Stored items:
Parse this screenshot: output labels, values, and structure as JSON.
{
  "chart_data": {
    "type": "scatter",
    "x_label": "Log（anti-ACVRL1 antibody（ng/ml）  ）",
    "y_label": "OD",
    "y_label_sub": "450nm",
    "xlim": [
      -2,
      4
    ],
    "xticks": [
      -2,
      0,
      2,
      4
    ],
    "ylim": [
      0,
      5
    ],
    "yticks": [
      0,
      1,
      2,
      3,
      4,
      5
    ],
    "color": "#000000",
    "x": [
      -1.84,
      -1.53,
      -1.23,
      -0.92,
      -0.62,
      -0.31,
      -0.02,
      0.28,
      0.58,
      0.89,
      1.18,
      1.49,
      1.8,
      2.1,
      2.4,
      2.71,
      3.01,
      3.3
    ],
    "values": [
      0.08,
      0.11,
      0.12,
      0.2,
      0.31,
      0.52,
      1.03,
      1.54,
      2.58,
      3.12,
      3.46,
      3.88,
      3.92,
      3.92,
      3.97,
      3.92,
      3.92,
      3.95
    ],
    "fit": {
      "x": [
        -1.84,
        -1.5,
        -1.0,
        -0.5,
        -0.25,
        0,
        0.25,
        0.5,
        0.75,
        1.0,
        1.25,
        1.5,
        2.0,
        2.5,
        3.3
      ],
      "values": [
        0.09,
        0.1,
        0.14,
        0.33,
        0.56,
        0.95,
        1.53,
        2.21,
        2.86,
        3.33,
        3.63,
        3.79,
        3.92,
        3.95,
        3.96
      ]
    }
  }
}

▶ [Assignment]: Print the records above exactly. Omit nothing.

▶ [Answer section]:
Parse this screenshot: output labels, values, and structure as JSON.
{
  "chart_data": {
    "type": "scatter",
    "x_label": "Log（anti-ACVRL1 antibody（ng/ml）  ）",
    "y_label": "OD",
    "y_label_sub": "450nm",
    "xlim": [
      -2,
      4
    ],
    "xticks": [
      -2,
      0,
      2,
      4
    ],
    "ylim": [
      0,
      5
    ],
    "yticks": [
      0,
      1,
      2,
      3,
      4,
      5
    ],
    "color": "#000000",
    "x": [
      -1.84,
      -1.53,
      -1.23,
      -0.92,
      -0.62,
      -0.31,
      -0.02,
      0.28,
      0.58,
      0.89,
      1.18,
      1.49,
      1.8,
      2.1,
      2.4,
      2.71,
      3.01,
      3.3
    ],
    "values": [
      0.08,
      0.11,
      0.12,
      0.2,
      0.31,
      0.52,
      1.03,
      1.54,
      2.58,
      3.12,
      3.46,
      3.88,
      3.92,
      3.92,
      3.97,
      3.92,
      3.92,
      3.95
    ],
    "fit": {
      "x": [
        -1.84,
        -1.5,
        -1.0,
        -0.5,
        -0.25,
        0,
        0.25,
        0.5,
        0.75,
        1.0,
        1.25,
        1.5,
        2.0,
        2.5,
        3.3
      ],
      "values": [
        0.09,
        0.1,
        0.14,
        0.33,
        0.56,
        0.95,
        1.53,
        2.21,
        2.86,
        3.33,
        3.63,
        3.79,
        3.92,
        3.95,
        3.96
      ]
    }
  }
}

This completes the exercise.